GIVEN TEXT:

Nothing she seems to be disappeared. I have tried everywhere several times. Today at 5.30 I went where flocks of pigeons normally gather early in the morning, I called her and nothing. I have put some flyers in the area and will do it again today. The cage is outside with plenty of food. I don't really know where to search for her anymore. I'm devastated.


----------



## FredaH (Apr 5, 2016)

So sorry that your little one has flown off and I hope she will return once she 
finds food is hard to find and hunger brings her back - she may even come back with a friend. The flyers are a good idea and hopefully will be helpful in finding her. It's only been a couple of days and she may well return of her own accord at some point, if she does, perhaps putting a personalised ring on her would help if this ever happened again. I banded my three so as I could spot them easily in a flock if they ever escaped or someone else could. Fingers crossed she returns, you must be sick with worry.


----------



## Jay3 (May 4, 2008)

Sometimes people will bring a pigeon that comes to their house or deck to their vet. So when I lost a bird once, I brought flyers around to all the vets in the area also, with his picture on it.


----------



## kiddy (Feb 5, 2015)

meldes said:


> Nothing she seems to be disappeared. I have tried everywhere several times. Today at 5.30 I went where flocks of pigeons normally gather early in the morning, I called her and nothing. I have put some flyers in the area and will do it again today. The cage is outside with plenty of food. I don't really know where to search for her anymore. I'm devastated.


I am so sorry to hear that and I know how you feel. I am still having hopes she will return. I have read the cases here where the pigeon returned after 5 days or even more. Keep trying and may God answer your efforts. We all are with you.


----------



## meldes (Aug 8, 2016)

EXERCISE DATA:
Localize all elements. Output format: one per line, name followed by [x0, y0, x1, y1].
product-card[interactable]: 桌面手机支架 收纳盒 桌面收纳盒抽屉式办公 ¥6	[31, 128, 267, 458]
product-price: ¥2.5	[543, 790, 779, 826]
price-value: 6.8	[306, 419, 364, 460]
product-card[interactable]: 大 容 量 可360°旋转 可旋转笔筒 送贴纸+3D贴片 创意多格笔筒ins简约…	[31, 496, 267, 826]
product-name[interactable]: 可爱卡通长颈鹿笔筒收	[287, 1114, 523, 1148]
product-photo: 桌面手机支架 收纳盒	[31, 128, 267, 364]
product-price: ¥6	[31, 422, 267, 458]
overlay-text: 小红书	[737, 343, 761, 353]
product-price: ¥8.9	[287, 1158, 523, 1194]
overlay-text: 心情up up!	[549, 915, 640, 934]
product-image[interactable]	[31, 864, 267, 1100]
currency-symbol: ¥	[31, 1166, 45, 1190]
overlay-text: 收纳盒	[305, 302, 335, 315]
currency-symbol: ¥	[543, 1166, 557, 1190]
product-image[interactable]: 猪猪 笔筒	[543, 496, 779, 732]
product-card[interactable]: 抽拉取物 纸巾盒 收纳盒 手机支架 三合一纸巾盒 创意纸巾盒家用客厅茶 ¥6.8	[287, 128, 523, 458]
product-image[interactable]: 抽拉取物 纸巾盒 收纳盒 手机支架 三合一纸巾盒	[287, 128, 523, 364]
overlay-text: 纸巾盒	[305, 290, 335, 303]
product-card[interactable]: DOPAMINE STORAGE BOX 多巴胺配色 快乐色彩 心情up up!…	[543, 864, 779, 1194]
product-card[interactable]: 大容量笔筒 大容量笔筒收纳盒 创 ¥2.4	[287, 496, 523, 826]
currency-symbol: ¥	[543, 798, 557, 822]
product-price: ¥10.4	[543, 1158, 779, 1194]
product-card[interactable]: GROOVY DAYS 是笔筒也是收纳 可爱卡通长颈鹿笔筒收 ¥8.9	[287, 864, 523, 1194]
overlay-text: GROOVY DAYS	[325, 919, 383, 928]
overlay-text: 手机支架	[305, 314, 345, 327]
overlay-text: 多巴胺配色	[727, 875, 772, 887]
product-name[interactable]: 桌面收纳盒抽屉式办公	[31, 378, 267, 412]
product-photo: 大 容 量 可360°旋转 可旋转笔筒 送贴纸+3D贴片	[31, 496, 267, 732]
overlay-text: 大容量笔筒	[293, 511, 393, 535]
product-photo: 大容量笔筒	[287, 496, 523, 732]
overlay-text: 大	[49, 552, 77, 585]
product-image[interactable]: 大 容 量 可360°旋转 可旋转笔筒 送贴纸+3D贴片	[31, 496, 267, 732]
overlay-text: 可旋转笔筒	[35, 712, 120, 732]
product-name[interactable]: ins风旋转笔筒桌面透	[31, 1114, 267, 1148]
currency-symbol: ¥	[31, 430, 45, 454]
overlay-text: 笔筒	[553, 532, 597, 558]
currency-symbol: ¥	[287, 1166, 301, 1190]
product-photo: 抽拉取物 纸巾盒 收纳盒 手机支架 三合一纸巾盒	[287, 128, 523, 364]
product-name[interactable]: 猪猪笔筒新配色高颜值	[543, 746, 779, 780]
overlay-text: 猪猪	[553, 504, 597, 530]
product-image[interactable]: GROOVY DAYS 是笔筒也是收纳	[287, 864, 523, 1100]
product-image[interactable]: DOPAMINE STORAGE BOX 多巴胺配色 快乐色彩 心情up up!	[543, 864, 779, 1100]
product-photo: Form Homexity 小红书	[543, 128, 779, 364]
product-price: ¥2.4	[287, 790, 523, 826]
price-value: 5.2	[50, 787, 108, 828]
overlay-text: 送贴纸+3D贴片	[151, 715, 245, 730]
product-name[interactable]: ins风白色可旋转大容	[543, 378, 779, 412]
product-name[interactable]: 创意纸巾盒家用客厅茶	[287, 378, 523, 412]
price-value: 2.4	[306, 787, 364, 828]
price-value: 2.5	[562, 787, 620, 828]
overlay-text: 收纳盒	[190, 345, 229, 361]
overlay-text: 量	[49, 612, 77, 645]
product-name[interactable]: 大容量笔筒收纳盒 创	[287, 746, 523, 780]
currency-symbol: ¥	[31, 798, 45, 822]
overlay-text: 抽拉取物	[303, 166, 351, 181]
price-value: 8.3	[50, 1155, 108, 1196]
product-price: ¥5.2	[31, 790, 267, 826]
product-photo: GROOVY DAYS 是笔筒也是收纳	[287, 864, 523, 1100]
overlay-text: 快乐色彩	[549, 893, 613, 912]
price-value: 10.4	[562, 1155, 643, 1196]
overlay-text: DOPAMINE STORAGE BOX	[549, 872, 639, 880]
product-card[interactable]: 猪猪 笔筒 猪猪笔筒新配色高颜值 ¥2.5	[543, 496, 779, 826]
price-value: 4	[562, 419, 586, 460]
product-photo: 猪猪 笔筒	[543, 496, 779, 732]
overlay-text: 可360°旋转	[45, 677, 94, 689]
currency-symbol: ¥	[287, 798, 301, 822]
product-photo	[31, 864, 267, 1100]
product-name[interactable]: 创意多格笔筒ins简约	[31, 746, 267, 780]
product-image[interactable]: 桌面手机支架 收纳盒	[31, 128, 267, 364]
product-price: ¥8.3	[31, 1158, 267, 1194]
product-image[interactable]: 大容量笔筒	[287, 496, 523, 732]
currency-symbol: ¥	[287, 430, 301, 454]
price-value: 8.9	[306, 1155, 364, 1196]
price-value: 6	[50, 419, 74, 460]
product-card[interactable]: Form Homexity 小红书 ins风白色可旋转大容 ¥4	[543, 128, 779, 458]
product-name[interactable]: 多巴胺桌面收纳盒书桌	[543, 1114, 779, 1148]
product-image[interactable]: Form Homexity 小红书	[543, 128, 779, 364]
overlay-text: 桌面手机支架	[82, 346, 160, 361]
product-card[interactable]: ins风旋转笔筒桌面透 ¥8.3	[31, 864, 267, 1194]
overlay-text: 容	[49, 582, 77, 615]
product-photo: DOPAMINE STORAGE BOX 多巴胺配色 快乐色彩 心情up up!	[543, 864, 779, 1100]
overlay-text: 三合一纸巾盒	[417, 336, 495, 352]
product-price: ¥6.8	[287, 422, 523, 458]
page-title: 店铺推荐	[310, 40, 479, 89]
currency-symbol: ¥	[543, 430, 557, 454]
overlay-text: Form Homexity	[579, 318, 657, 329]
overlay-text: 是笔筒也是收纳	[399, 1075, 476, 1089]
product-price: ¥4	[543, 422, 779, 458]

TASK 1:
Set down the listing's lines unchanged, from its first line up to and including the line that contains "1166, 557, 1190]".
TASK 2:
Write the next part of the lost-pigeon thread, starting right after its final line.
The lost-pigeon thread and the listing are unrelated to each other.

ANSWER 1:
Localize all elements. Output format: one per line, name followed by [x0, y0, x1, y1].
product-card[interactable]: 桌面手机支架 收纳盒 桌面收纳盒抽屉式办公 ¥6	[31, 128, 267, 458]
product-price: ¥2.5	[543, 790, 779, 826]
price-value: 6.8	[306, 419, 364, 460]
product-card[interactable]: 大 容 量 可360°旋转 可旋转笔筒 送贴纸+3D贴片 创意多格笔筒ins简约…	[31, 496, 267, 826]
product-name[interactable]: 可爱卡通长颈鹿笔筒收	[287, 1114, 523, 1148]
product-photo: 桌面手机支架 收纳盒	[31, 128, 267, 364]
product-price: ¥6	[31, 422, 267, 458]
overlay-text: 小红书	[737, 343, 761, 353]
product-price: ¥8.9	[287, 1158, 523, 1194]
overlay-text: 心情up up!	[549, 915, 640, 934]
product-image[interactable]	[31, 864, 267, 1100]
currency-symbol: ¥	[31, 1166, 45, 1190]
overlay-text: 收纳盒	[305, 302, 335, 315]
currency-symbol: ¥	[543, 1166, 557, 1190]

ANSWER 2:
Thank you all very much for the messages I raally feel understood and supported here. I called the vet of the area this morning and brought a flyer too this afternoon so if anyone phones they know what to do. I covered with signs all the surrounding area. I also saw a single pigeon on a roof but couldn't really see him/her properlyour as quite far. After I called for really really long time and realised that he/she was basically ignoring me I thought it wasn't her as she would be starving by now and would come to me. Same thing this morning, I went to the nearest tube station at 5.45/6 and passed quietly through a flock but nothing after a while they all flew away


----------



## Jay3 (May 4, 2008)

Really sorry. Been there.


----------



## kiddy (Feb 5, 2015)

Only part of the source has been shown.